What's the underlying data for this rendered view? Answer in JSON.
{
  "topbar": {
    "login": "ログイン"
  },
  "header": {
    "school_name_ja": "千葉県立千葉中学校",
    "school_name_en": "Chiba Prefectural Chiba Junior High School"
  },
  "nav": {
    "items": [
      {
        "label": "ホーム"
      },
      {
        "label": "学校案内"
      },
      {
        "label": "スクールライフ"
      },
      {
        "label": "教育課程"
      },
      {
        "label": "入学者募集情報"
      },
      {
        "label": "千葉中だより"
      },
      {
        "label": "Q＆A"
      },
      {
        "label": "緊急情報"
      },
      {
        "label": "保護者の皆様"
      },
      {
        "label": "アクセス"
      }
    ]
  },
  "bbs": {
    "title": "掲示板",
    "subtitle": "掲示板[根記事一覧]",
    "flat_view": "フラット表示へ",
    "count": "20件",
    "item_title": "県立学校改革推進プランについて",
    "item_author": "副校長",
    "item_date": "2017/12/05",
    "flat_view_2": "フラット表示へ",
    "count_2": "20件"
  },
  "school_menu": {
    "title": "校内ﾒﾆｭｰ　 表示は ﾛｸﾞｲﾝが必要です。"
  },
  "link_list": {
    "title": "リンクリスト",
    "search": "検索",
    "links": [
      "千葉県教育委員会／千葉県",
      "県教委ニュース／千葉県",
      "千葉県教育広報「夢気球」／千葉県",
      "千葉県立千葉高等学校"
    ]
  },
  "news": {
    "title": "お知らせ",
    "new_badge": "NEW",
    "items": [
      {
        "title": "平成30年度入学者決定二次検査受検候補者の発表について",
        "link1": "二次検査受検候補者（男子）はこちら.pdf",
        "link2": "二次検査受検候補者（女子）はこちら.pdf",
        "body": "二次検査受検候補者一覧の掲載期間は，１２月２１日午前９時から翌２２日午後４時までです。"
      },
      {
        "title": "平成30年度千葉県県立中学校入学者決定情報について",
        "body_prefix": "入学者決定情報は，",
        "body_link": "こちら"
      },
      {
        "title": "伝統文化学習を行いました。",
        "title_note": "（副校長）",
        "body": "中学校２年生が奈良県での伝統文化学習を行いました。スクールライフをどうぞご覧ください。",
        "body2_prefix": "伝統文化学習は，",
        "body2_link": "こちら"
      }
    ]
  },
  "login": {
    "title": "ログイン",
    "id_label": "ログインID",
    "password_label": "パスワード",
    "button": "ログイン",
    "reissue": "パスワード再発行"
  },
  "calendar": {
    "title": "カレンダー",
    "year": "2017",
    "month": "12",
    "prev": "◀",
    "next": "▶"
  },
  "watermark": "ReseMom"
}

## Aim
All of the data must be returned exactly.

## Result
What's the underlying data for this rendered view? Answer in JSON.
{
  "topbar": {
    "login": "ログイン"
  },
  "header": {
    "school_name_ja": "千葉県立千葉中学校",
    "school_name_en": "Chiba Prefectural Chiba Junior High School"
  },
  "nav": {
    "items": [
      {
        "label": "ホーム"
      },
      {
        "label": "学校案内"
      },
      {
        "label": "スクールライフ"
      },
      {
        "label": "教育課程"
      },
      {
        "label": "入学者募集情報"
      },
      {
        "label": "千葉中だより"
      },
      {
        "label": "Q＆A"
      },
      {
        "label": "緊急情報"
      },
      {
        "label": "保護者の皆様"
      },
      {
        "label": "アクセス"
      }
    ]
  },
  "bbs": {
    "title": "掲示板",
    "subtitle": "掲示板[根記事一覧]",
    "flat_view": "フラット表示へ",
    "count": "20件",
    "item_title": "県立学校改革推進プランについて",
    "item_author": "副校長",
    "item_date": "2017/12/05",
    "flat_view_2": "フラット表示へ",
    "count_2": "20件"
  },
  "school_menu": {
    "title": "校内ﾒﾆｭｰ　 表示は ﾛｸﾞｲﾝが必要です。"
  },
  "link_list": {
    "title": "リンクリスト",
    "search": "検索",
    "links": [
      "千葉県教育委員会／千葉県",
      "県教委ニュース／千葉県",
      "千葉県教育広報「夢気球」／千葉県",
      "千葉県立千葉高等学校"
    ]
  },
  "news": {
    "title": "お知らせ",
    "new_badge": "NEW",
    "items": [
      {
        "title": "平成30年度入学者決定二次検査受検候補者の発表について",
        "link1": "二次検査受検候補者（男子）はこちら.pdf",
        "link2": "二次検査受検候補者（女子）はこちら.pdf",
        "body": "二次検査受検候補者一覧の掲載期間は，１２月２１日午前９時から翌２２日午後４時までです。"
      },
      {
        "title": "平成30年度千葉県県立中学校入学者決定情報について",
        "body_prefix": "入学者決定情報は，",
        "body_link": "こちら"
      },
      {
        "title": "伝統文化学習を行いました。",
        "title_note": "（副校長）",
        "body": "中学校２年生が奈良県での伝統文化学習を行いました。スクールライフをどうぞご覧ください。",
        "body2_prefix": "伝統文化学習は，",
        "body2_link": "こちら"
      }
    ]
  },
  "login": {
    "title": "ログイン",
    "id_label": "ログインID",
    "password_label": "パスワード",
    "button": "ログイン",
    "reissue": "パスワード再発行"
  },
  "calendar": {
    "title": "カレンダー",
    "year": "2017",
    "month": "12",
    "prev": "◀",
    "next": "▶"
  },
  "watermark": "ReseMom"
}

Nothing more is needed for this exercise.